PROMPT ->
Return the listing word for word, as given.

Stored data
:::
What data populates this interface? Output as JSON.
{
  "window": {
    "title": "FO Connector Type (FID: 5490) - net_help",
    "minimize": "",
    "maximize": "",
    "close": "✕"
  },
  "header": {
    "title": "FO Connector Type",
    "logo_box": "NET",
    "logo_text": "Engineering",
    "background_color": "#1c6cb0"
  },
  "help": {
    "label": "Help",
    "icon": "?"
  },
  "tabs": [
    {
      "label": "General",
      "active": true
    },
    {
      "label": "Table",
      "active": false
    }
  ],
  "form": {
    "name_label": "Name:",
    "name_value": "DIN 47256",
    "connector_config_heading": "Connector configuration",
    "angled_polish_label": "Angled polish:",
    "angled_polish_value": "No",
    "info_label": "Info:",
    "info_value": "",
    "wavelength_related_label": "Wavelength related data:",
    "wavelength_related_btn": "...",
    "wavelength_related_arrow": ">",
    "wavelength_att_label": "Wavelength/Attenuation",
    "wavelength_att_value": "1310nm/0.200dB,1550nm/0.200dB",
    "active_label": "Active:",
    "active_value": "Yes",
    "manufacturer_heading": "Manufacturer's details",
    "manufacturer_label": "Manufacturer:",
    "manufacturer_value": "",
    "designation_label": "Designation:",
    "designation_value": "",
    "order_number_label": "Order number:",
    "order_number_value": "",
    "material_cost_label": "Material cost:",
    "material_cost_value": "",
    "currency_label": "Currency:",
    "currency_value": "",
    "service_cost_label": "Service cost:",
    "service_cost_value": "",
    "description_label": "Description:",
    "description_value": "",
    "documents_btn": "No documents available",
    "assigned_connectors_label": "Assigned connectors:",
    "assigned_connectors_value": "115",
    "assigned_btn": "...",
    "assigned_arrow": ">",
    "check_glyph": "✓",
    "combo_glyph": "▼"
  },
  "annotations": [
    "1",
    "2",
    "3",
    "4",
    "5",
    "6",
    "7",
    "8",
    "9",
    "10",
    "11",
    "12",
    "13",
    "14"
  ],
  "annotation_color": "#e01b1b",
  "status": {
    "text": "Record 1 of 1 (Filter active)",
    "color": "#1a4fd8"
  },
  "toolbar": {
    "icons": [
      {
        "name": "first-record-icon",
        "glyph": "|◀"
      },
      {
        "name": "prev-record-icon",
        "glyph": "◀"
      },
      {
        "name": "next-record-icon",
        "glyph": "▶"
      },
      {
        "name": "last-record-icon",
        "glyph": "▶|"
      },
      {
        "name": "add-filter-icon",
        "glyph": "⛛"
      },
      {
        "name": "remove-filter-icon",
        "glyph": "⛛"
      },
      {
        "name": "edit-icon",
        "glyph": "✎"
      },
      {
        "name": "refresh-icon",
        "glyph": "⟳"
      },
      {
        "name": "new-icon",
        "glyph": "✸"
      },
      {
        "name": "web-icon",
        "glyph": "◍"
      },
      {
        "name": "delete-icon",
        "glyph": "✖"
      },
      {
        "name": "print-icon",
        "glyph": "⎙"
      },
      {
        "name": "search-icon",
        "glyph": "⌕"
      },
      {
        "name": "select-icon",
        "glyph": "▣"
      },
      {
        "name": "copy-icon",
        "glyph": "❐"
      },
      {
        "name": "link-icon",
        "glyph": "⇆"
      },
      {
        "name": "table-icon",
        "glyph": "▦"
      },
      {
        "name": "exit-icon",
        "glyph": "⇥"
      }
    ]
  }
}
:::
WRITTEN RESPONSE ->
What data populates this interface? Output as JSON.
{
  "window": {
    "title": "FO Connector Type (FID: 5490) - net_help",
    "minimize": "",
    "maximize": "",
    "close": "✕"
  },
  "header": {
    "title": "FO Connector Type",
    "logo_box": "NET",
    "logo_text": "Engineering",
    "background_color": "#1c6cb0"
  },
  "help": {
    "label": "Help",
    "icon": "?"
  },
  "tabs": [
    {
      "label": "General",
      "active": true
    },
    {
      "label": "Table",
      "active": false
    }
  ],
  "form": {
    "name_label": "Name:",
    "name_value": "DIN 47256",
    "connector_config_heading": "Connector configuration",
    "angled_polish_label": "Angled polish:",
    "angled_polish_value": "No",
    "info_label": "Info:",
    "info_value": "",
    "wavelength_related_label": "Wavelength related data:",
    "wavelength_related_btn": "...",
    "wavelength_related_arrow": ">",
    "wavelength_att_label": "Wavelength/Attenuation",
    "wavelength_att_value": "1310nm/0.200dB,1550nm/0.200dB",
    "active_label": "Active:",
    "active_value": "Yes",
    "manufacturer_heading": "Manufacturer's details",
    "manufacturer_label": "Manufacturer:",
    "manufacturer_value": "",
    "designation_label": "Designation:",
    "designation_value": "",
    "order_number_label": "Order number:",
    "order_number_value": "",
    "material_cost_label": "Material cost:",
    "material_cost_value": "",
    "currency_label": "Currency:",
    "currency_value": "",
    "service_cost_label": "Service cost:",
    "service_cost_value": "",
    "description_label": "Description:",
    "description_value": "",
    "documents_btn": "No documents available",
    "assigned_connectors_label": "Assigned connectors:",
    "assigned_connectors_value": "115",
    "assigned_btn": "...",
    "assigned_arrow": ">",
    "check_glyph": "✓",
    "combo_glyph": "▼"
  },
  "annotations": [
    "1",
    "2",
    "3",
    "4",
    "5",
    "6",
    "7",
    "8",
    "9",
    "10",
    "11",
    "12",
    "13",
    "14"
  ],
  "annotation_color": "#e01b1b",
  "status": {
    "text": "Record 1 of 1 (Filter active)",
    "color": "#1a4fd8"
  },
  "toolbar": {
    "icons": [
      {
        "name": "first-record-icon",
        "glyph": "|◀"
      },
      {
        "name": "prev-record-icon",
        "glyph": "◀"
      },
      {
        "name": "next-record-icon",
        "glyph": "▶"
      },
      {
        "name": "last-record-icon",
        "glyph": "▶|"
      },
      {
        "name": "add-filter-icon",
        "glyph": "⛛"
      },
      {
        "name": "remove-filter-icon",
        "glyph": "⛛"
      },
      {
        "name": "edit-icon",
        "glyph": "✎"
      },
      {
        "name": "refresh-icon",
        "glyph": "⟳"
      },
      {
        "name": "new-icon",
        "glyph": "✸"
      },
      {
        "name": "web-icon",
        "glyph": "◍"
      },
      {
        "name": "delete-icon",
        "glyph": "✖"
      },
      {
        "name": "print-icon",
        "glyph": "⎙"
      },
      {
        "name": "search-icon",
        "glyph": "⌕"
      },
      {
        "name": "select-icon",
        "glyph": "▣"
      },
      {
        "name": "copy-icon",
        "glyph": "❐"
      },
      {
        "name": "link-icon",
        "glyph": "⇆"
      },
      {
        "name": "table-icon",
        "glyph": "▦"
      },
      {
        "name": "exit-icon",
        "glyph": "⇥"
      }
    ]
  }
}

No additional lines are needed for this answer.